====== DATA RECORDS
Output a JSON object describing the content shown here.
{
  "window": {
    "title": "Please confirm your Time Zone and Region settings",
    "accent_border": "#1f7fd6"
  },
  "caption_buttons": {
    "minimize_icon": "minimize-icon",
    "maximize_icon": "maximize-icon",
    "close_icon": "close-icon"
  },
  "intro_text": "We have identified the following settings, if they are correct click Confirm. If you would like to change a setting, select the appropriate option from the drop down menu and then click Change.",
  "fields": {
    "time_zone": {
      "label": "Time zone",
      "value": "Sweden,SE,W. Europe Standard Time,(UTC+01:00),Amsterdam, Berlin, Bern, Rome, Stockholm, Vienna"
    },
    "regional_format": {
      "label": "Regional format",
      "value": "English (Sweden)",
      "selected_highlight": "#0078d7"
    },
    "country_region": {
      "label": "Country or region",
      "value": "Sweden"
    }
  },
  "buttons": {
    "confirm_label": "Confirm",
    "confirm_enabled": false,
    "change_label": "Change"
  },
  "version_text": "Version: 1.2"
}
============
====== DATA RECORDS
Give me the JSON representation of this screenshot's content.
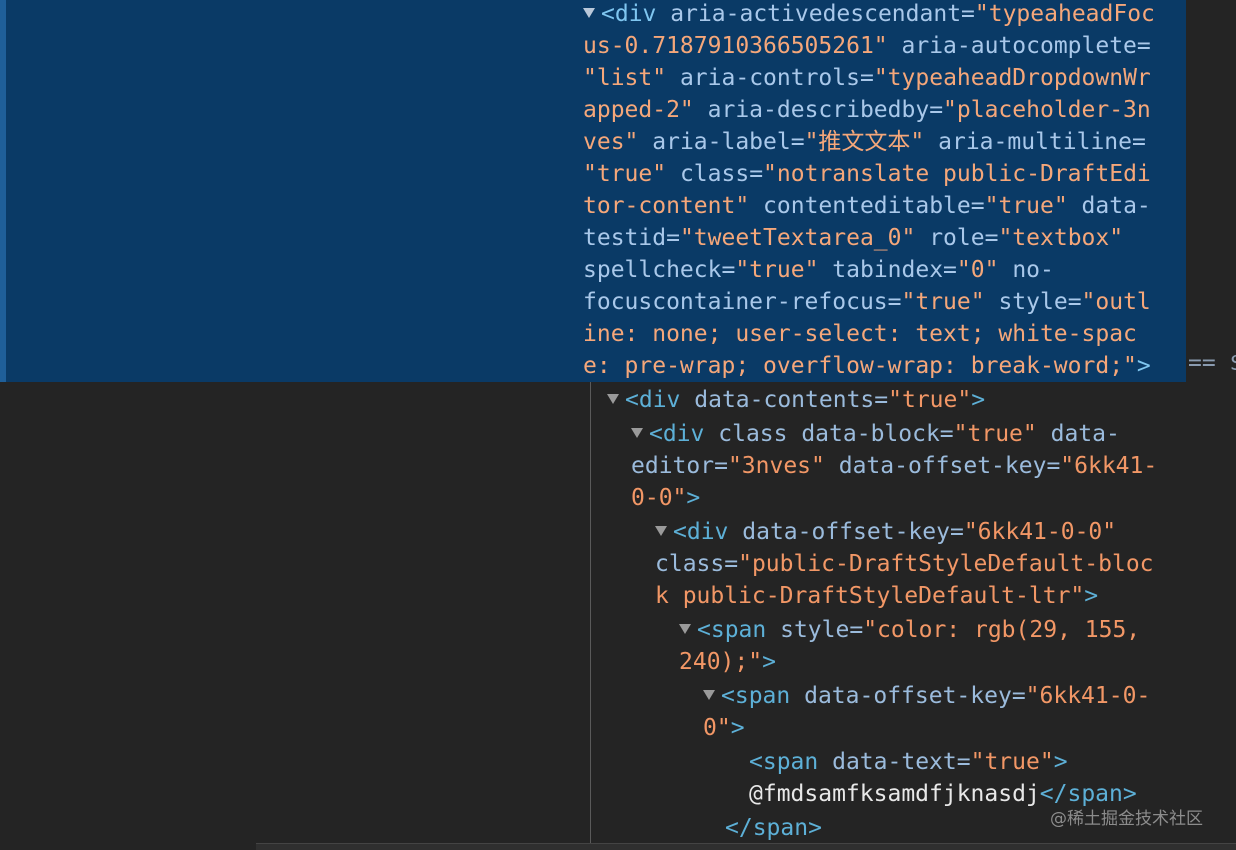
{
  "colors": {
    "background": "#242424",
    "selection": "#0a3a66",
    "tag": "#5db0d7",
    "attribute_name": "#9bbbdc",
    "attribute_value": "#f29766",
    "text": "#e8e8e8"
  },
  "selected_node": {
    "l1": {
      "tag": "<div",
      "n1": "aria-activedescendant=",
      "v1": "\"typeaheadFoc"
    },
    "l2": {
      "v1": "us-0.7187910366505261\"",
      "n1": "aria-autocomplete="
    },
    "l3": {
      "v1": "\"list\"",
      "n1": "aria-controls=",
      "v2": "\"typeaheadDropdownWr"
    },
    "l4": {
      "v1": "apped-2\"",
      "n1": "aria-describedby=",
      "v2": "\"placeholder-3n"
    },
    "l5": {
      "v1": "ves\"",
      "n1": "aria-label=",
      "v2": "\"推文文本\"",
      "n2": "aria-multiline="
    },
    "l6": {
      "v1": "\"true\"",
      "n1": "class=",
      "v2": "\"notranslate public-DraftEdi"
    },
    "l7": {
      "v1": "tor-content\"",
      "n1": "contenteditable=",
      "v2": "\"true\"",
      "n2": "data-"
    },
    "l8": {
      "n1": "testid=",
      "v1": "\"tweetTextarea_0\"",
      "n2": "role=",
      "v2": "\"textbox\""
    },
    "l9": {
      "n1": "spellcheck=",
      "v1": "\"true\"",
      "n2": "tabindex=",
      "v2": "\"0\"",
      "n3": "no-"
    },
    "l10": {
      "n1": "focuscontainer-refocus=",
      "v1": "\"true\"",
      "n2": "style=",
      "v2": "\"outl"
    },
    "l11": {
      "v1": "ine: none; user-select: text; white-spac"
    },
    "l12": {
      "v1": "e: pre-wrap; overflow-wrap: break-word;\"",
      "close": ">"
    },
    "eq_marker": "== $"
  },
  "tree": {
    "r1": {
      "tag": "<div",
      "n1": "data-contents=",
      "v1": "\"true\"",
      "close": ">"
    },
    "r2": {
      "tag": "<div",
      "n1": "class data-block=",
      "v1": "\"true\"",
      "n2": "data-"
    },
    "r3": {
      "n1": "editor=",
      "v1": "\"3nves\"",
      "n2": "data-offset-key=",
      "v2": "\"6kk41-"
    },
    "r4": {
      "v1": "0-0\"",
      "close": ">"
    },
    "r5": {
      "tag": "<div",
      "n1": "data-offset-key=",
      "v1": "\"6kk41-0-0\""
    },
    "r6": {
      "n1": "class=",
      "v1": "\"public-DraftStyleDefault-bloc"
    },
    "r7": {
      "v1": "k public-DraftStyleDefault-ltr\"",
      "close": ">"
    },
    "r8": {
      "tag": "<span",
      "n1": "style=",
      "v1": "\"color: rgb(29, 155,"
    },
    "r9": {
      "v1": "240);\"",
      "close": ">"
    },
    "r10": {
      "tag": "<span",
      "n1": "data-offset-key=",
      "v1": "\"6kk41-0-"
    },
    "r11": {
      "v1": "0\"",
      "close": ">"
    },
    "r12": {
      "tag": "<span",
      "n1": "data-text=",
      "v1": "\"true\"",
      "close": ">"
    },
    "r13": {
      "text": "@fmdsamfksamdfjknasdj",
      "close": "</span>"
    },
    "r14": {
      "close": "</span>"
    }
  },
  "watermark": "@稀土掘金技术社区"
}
============
====== DATA RECORDS
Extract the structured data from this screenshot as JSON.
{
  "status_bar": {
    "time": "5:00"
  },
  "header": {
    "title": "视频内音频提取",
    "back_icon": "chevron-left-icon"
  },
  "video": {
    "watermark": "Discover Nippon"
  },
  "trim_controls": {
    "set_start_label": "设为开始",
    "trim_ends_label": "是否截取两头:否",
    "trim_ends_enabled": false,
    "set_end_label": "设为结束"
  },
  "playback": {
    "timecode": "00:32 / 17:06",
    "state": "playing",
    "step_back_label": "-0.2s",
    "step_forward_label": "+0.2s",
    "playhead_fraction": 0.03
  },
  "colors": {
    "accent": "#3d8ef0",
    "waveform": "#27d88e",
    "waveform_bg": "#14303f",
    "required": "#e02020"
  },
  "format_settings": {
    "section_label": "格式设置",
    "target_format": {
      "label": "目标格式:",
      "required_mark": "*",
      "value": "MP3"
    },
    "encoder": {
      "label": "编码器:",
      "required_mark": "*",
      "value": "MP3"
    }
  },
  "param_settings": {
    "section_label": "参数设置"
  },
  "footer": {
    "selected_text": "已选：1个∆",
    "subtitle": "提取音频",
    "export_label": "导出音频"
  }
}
============
SET TASK >> Return each line with "Sweden".

RESULT OF THIS TASK >>
      "value": "Sweden,SE,W. Europe Standard Time,(UTC+01:00),Amsterdam, Berlin, Bern, Rome, Stockholm, Vienna"
      "value": "English (Sweden)",
      "value": "Sweden"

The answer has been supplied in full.